Repeat each line exactly, leaving nothing out.

---

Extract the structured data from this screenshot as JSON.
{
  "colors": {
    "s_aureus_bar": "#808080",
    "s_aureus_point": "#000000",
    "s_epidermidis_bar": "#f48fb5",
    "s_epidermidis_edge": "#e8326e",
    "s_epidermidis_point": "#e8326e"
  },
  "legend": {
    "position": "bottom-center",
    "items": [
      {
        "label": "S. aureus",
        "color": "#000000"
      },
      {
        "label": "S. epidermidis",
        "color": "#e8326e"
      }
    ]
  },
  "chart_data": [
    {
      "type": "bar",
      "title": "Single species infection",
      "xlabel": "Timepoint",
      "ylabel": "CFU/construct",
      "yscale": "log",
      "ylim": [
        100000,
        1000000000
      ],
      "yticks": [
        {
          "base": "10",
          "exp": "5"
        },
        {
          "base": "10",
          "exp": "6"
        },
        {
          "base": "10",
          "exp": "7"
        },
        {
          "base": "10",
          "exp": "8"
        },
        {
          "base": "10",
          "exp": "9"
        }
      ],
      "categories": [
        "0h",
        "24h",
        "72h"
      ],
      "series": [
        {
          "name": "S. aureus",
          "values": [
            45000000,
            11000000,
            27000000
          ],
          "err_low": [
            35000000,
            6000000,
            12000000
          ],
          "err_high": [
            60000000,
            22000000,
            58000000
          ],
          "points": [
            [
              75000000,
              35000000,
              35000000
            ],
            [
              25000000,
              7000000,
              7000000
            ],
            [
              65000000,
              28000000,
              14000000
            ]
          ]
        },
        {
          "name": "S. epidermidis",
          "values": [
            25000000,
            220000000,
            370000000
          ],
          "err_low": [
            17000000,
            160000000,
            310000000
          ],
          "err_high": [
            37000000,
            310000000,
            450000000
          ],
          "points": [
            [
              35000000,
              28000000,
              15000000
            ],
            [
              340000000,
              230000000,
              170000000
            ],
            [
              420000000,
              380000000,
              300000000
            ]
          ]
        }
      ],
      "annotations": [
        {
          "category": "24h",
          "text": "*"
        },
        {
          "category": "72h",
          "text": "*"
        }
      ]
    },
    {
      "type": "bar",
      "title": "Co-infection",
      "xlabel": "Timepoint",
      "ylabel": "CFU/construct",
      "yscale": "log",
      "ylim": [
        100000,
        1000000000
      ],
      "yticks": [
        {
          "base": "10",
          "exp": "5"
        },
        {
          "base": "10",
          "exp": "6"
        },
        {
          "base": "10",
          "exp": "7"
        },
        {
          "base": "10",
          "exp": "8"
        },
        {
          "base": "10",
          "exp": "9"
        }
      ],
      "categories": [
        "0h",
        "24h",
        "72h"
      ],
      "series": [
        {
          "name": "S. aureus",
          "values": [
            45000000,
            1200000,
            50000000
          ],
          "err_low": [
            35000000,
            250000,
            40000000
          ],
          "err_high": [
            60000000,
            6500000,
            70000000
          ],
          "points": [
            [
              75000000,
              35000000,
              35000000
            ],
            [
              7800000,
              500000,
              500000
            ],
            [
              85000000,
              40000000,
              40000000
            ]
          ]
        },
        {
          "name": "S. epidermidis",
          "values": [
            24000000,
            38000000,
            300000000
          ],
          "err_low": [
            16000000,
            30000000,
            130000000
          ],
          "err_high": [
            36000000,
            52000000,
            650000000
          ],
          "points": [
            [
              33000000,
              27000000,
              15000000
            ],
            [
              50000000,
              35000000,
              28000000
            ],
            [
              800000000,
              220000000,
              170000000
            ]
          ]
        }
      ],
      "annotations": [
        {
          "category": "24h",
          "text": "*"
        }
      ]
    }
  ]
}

---

• **SOLUTION TO THIS TASK**
Extract the structured data from this screenshot as JSON.
{
  "colors": {
    "s_aureus_bar": "#808080",
    "s_aureus_point": "#000000",
    "s_epidermidis_bar": "#f48fb5",
    "s_epidermidis_edge": "#e8326e",
    "s_epidermidis_point": "#e8326e"
  },
  "legend": {
    "position": "bottom-center",
    "items": [
      {
        "label": "S. aureus",
        "color": "#000000"
      },
      {
        "label": "S. epidermidis",
        "color": "#e8326e"
      }
    ]
  },
  "chart_data": [
    {
      "type": "bar",
      "title": "Single species infection",
      "xlabel": "Timepoint",
      "ylabel": "CFU/construct",
      "yscale": "log",
      "ylim": [
        100000,
        1000000000
      ],
      "yticks": [
        {
          "base": "10",
          "exp": "5"
        },
        {
          "base": "10",
          "exp": "6"
        },
        {
          "base": "10",
          "exp": "7"
        },
        {
          "base": "10",
          "exp": "8"
        },
        {
          "base": "10",
          "exp": "9"
        }
      ],
      "categories": [
        "0h",
        "24h",
        "72h"
      ],
      "series": [
        {
          "name": "S. aureus",
          "values": [
            45000000,
            11000000,
            27000000
          ],
          "err_low": [
            35000000,
            6000000,
            12000000
          ],
          "err_high": [
            60000000,
            22000000,
            58000000
          ],
          "points": [
            [
              75000000,
              35000000,
              35000000
            ],
            [
              25000000,
              7000000,
              7000000
            ],
            [
              65000000,
              28000000,
              14000000
            ]
          ]
        },
        {
          "name": "S. epidermidis",
          "values": [
            25000000,
            220000000,
            370000000
          ],
          "err_low": [
            17000000,
            160000000,
            310000000
          ],
          "err_high": [
            37000000,
            310000000,
            450000000
          ],
          "points": [
            [
              35000000,
              28000000,
              15000000
            ],
            [
              340000000,
              230000000,
              170000000
            ],
            [
              420000000,
              380000000,
              300000000
            ]
          ]
        }
      ],
      "annotations": [
        {
          "category": "24h",
          "text": "*"
        },
        {
          "category": "72h",
          "text": "*"
        }
      ]
    },
    {
      "type": "bar",
      "title": "Co-infection",
      "xlabel": "Timepoint",
      "ylabel": "CFU/construct",
      "yscale": "log",
      "ylim": [
        100000,
        1000000000
      ],
      "yticks": [
        {
          "base": "10",
          "exp": "5"
        },
        {
          "base": "10",
          "exp": "6"
        },
        {
          "base": "10",
          "exp": "7"
        },
        {
          "base": "10",
          "exp": "8"
        },
        {
          "base": "10",
          "exp": "9"
        }
      ],
      "categories": [
        "0h",
        "24h",
        "72h"
      ],
      "series": [
        {
          "name": "S. aureus",
          "values": [
            45000000,
            1200000,
            50000000
          ],
          "err_low": [
            35000000,
            250000,
            40000000
          ],
          "err_high": [
            60000000,
            6500000,
            70000000
          ],
          "points": [
            [
              75000000,
              35000000,
              35000000
            ],
            [
              7800000,
              500000,
              500000
            ],
            [
              85000000,
              40000000,
              40000000
            ]
          ]
        },
        {
          "name": "S. epidermidis",
          "values": [
            24000000,
            38000000,
            300000000
          ],
          "err_low": [
            16000000,
            30000000,
            130000000
          ],
          "err_high": [
            36000000,
            52000000,
            650000000
          ],
          "points": [
            [
              33000000,
              27000000,
              15000000
            ],
            [
              50000000,
              35000000,
              28000000
            ],
            [
              800000000,
              220000000,
              170000000
            ]
          ]
        }
      ],
      "annotations": [
        {
          "category": "24h",
          "text": "*"
        }
      ]
    }
  ]
}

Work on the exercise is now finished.